■ YOUR GOAL ■
Reproduce the items word for word, starting at the line that contains "table-bar [358,367,528,407]" and ending at the final line of the items, with both of those lines included.
>> begin DATA LISTING
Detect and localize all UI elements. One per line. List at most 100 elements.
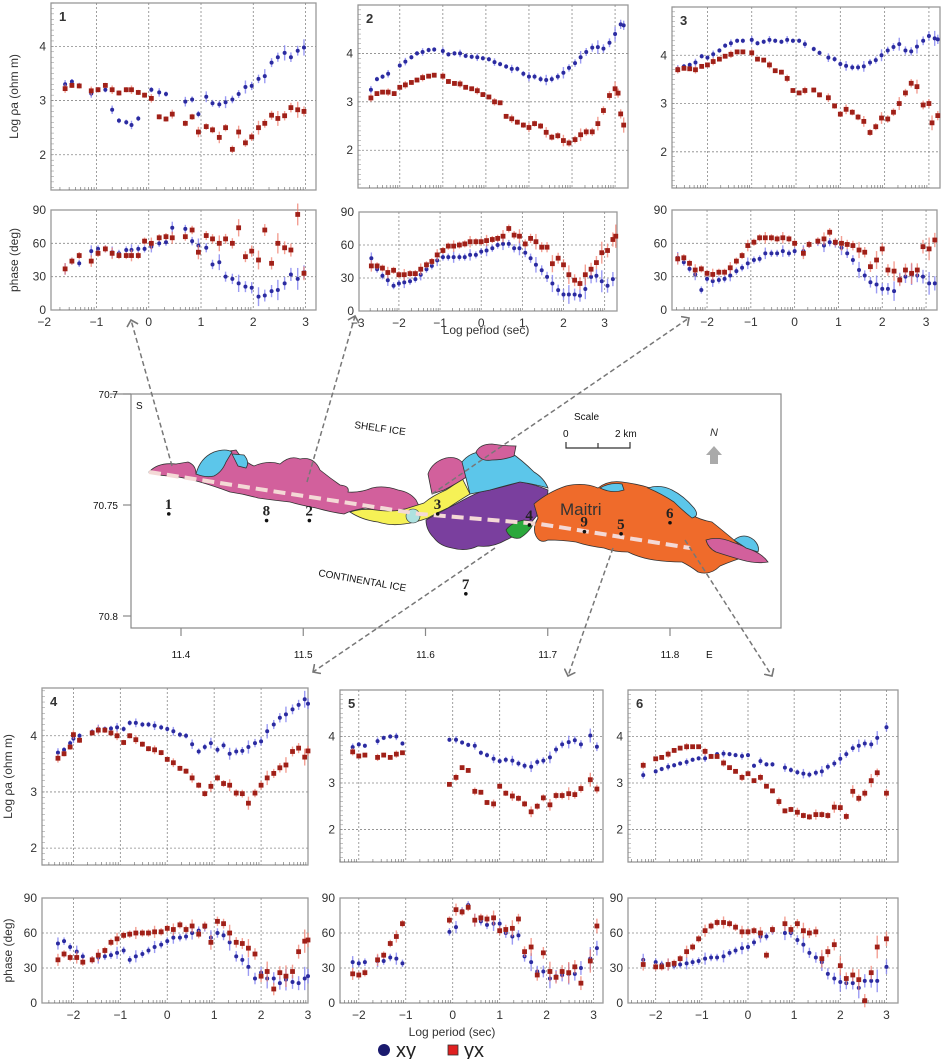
map-lon-hemisphere: E: [706, 650, 713, 661]
panel-6-rho-xy-point: [727, 752, 732, 757]
panel-1-phase-xtick-label: 1: [198, 315, 205, 329]
panel-4-rho-xy-point: [302, 697, 307, 702]
panel-5-phase-xtick-label: 3: [590, 1008, 597, 1022]
panel-2-phase-yx-point: [385, 270, 391, 275]
panel-2-rho-yx-point: [368, 95, 374, 101]
panel-2-phase-yx-point: [457, 242, 462, 248]
panel-3-phase-yx-point: [716, 269, 722, 275]
panel-6-phase-yx-point: [671, 960, 677, 966]
panel-2-phase-yx-point: [522, 241, 528, 247]
panel-4-phase-yx-point: [158, 929, 164, 935]
scale-bar: Scale 0 2 km: [563, 412, 637, 449]
panel-3-rho-yx-point: [734, 49, 740, 55]
panel-3-rho-xy-point: [773, 38, 778, 43]
panel-6-rho-yx-point: [843, 814, 849, 819]
panel-4-rho-yx-point: [202, 791, 208, 797]
panel-5-rho-xy-point: [588, 733, 593, 738]
panel-4-rho-xy-point: [283, 712, 288, 717]
scale-start: 0: [563, 429, 569, 440]
panel-5-rho-yx-point: [516, 795, 521, 801]
panel-3-rho-xy-point: [879, 53, 884, 58]
panel-2-rho-xy-point: [475, 55, 480, 60]
panel-6-phase-xy-point: [764, 934, 769, 939]
panel-5-rho-yx-point: [566, 791, 572, 797]
panel-4-phase-yx-point: [164, 925, 170, 931]
panel-2-rho-yx-point: [526, 125, 532, 130]
panel-3-phase-xy-point: [699, 288, 704, 292]
panel-1-phase-yx-point: [69, 258, 75, 264]
panel-4-rho-xy-point: [152, 723, 157, 728]
panel-5-phase-xy-point: [572, 971, 577, 976]
panel-2-phase-yx-point: [380, 265, 385, 271]
panel-2-rho-yx-point: [503, 113, 509, 119]
panel-1-phase-xy-point: [236, 281, 241, 286]
panel-5-rho-xy-point: [578, 742, 583, 747]
panel-2-phase-xy-point: [440, 255, 445, 260]
panel-5-rho-yx-point: [553, 793, 559, 798]
panel-4-phase-xy-point: [121, 948, 126, 953]
panel-6-phase-xy-point: [696, 959, 701, 963]
panel-2-rho-xy-point: [532, 74, 537, 79]
panel-3-rho-xy-point: [797, 38, 802, 43]
panel-5-rho-yx-point: [375, 755, 380, 760]
panel-4-rho-yx-point: [89, 730, 95, 736]
panel-1-rho-yx-point: [262, 120, 268, 126]
panel-3-rho-xy-point: [909, 49, 914, 54]
panel-1-phase-yx-point: [182, 234, 188, 240]
panel-5-phase-xy-point: [541, 969, 546, 974]
panel-3-phase-yx-point: [681, 255, 687, 261]
panel-1-rho-xy-point: [210, 101, 215, 106]
panel-5-phase-xy-point: [497, 921, 502, 926]
map-axes: 11.4 11.5 11.6 11.7 11.8 E 70.7 70.75 70.8 S: [93, 390, 713, 661]
panel-6-number: 6: [636, 696, 643, 711]
panel-4-phase-ytick-label: 60: [24, 926, 38, 940]
panel-3-phase-yx-point: [839, 240, 844, 246]
panel-6-rho-xy-point: [838, 756, 843, 761]
panel-1-rho-ytick-label: 2: [39, 148, 46, 162]
panel-2-phase-xy-point: [599, 279, 604, 284]
panel-3-phase-xtick-label: 2: [879, 315, 886, 329]
panel-6-rho-xy-point: [770, 762, 775, 767]
panel-1-rho-yx-point: [295, 107, 301, 113]
panel-6-phase-xy-point: [653, 960, 658, 965]
panel-6-rho-yx-point: [764, 783, 769, 789]
panel-3-phase-xtick-label: −2: [700, 315, 714, 329]
panel-1-rho-yx-point: [203, 124, 209, 129]
panel-1-rho-yx-point: [142, 92, 147, 98]
panel-2-phase-xy-point: [501, 241, 506, 246]
panel-2-phase-yx-point: [549, 261, 555, 267]
panel-3-rho-yx-point: [855, 114, 861, 120]
site-2-marker: [307, 518, 312, 523]
panel-5-rho-yx-point: [578, 786, 584, 791]
panel-5-phase-xtick-label: −2: [352, 1008, 366, 1022]
panel-2-phase-yx-point: [517, 233, 522, 239]
panel-2-phase-xtick-label: −3: [351, 316, 365, 330]
panel-1-rho-xy-point: [103, 87, 108, 92]
panel-6-rho-xy-point: [696, 756, 701, 761]
panel-5-rho-xy-point: [594, 744, 599, 749]
panel-6-phase-xy-point: [684, 961, 689, 966]
map-lon-label: 11.7: [538, 650, 557, 661]
panel-3-rho-xy-point: [856, 65, 861, 70]
panel-3-rho-xy-point: [921, 38, 926, 43]
panel-2-phase-xy-point: [545, 274, 550, 279]
panel-6-phase-yx-point: [794, 921, 800, 927]
site-5-marker: [619, 532, 623, 536]
panel-4-phase-yx-point: [196, 931, 202, 937]
panel-6-phase-yx-point: [696, 936, 702, 942]
panel-1-phase-yx-point: [203, 233, 209, 238]
panel-1-rho-yx-point: [269, 112, 274, 118]
panel-2-rho-xy-point: [621, 23, 626, 28]
panel-6-rho-yx-point: [727, 765, 732, 771]
panel-1-phase-yx-point: [262, 227, 268, 233]
panel-2-phase-xy-point: [391, 283, 396, 288]
panel-6-phase-yx-point: [751, 928, 757, 934]
panel-3-rho-xy-point: [735, 38, 740, 43]
panel-1-phase-xy-point: [96, 246, 101, 251]
panel-5-phase-xtick-label: 0: [449, 1008, 456, 1022]
panel-4-phase-xy-point: [140, 952, 145, 956]
panel-1-rho-frame: [50, 2, 317, 191]
panel-3-rho-yx-point: [784, 76, 790, 81]
panel-4-rho-xy-point: [277, 715, 282, 720]
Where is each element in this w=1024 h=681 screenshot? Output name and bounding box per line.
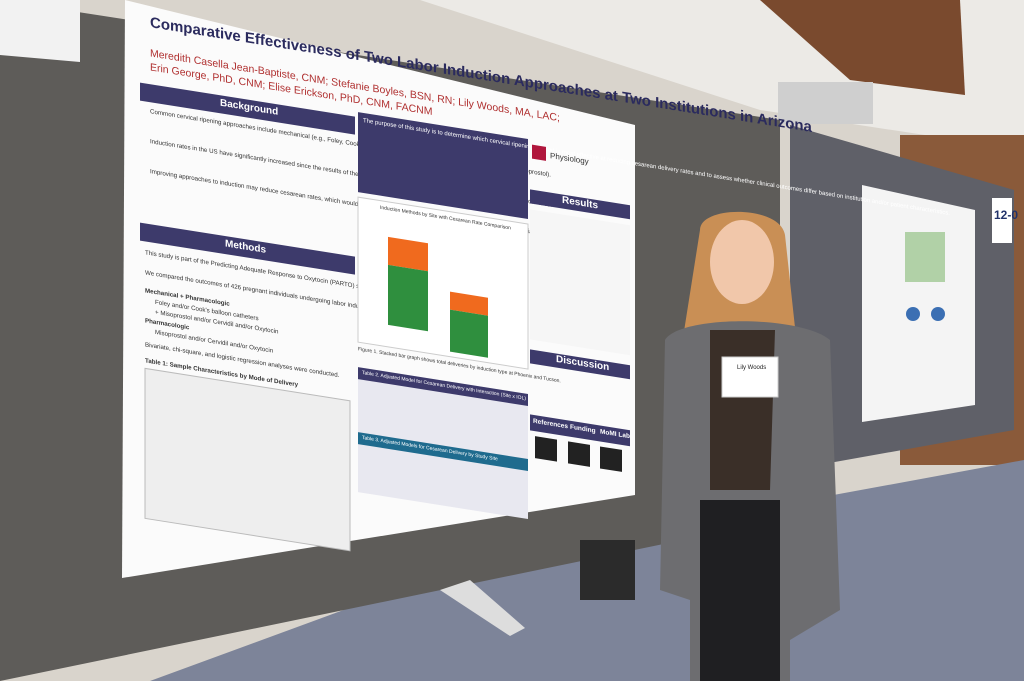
table-bar [358,367,528,407]
far-poster-pie [931,307,945,321]
far-poster-pie [906,307,920,321]
section-bar [140,82,355,135]
pants [700,500,780,681]
bar-segment [388,236,428,272]
chart-box [357,196,529,370]
results-text [530,209,630,356]
logo [532,144,546,161]
purpose-box [358,112,528,220]
section-bar [530,349,630,380]
tables-box [358,367,528,520]
vent [778,82,873,124]
table-bar [358,432,528,472]
qr-code [568,441,590,467]
table [144,367,351,552]
bar-segment [450,291,488,316]
footer-label: Funding [570,424,596,435]
background-person-legs [580,540,635,600]
section-bar [530,189,630,220]
badge-name: Lily Woods [737,365,766,371]
section-bar [140,222,355,275]
footer-bar [530,414,630,447]
bar-segment [388,264,428,332]
footer-label: MoMI Lab [600,428,630,440]
board-tag [992,198,1012,243]
top [710,330,775,490]
far-poster-block [905,232,945,282]
board-number: 12-0 [994,208,1018,222]
qr-code [600,446,622,472]
name-badge [721,356,779,398]
far-poster [862,185,975,422]
poster-edge [0,0,80,62]
face [710,220,774,304]
qr-code [535,436,557,462]
beam [760,0,965,95]
bar-segment [450,309,488,358]
stand-leg [440,580,525,636]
>> end DATA LISTING
■ REPLY TO THE TASK ■
table-bar [358,367,528,407]
far-poster-pie [931,307,945,321]
far-poster-pie [906,307,920,321]
section-bar [140,82,355,135]
pants [700,500,780,681]
bar-segment [388,236,428,272]
chart-box [357,196,529,370]
results-text [530,209,630,356]
logo [532,144,546,161]
purpose-box [358,112,528,220]
section-bar [530,349,630,380]
tables-box [358,367,528,520]
vent [778,82,873,124]
table-bar [358,432,528,472]
qr-code [568,441,590,467]
table [144,367,351,552]
bar-segment [450,291,488,316]
footer-label: Funding [570,424,596,435]
background-person-legs [580,540,635,600]
section-bar [530,189,630,220]
badge-name: Lily Woods [737,365,766,371]
section-bar [140,222,355,275]
footer-bar [530,414,630,447]
bar-segment [388,264,428,332]
footer-label: MoMI Lab [600,428,630,440]
board-tag [992,198,1012,243]
top [710,330,775,490]
far-poster-block [905,232,945,282]
board-number: 12-0 [994,208,1018,222]
qr-code [600,446,622,472]
name-badge [721,356,779,398]
far-poster [862,185,975,422]
poster-edge [0,0,80,62]
face [710,220,774,304]
qr-code [535,436,557,462]
beam [760,0,965,95]
bar-segment [450,309,488,358]
stand-leg [440,580,525,636]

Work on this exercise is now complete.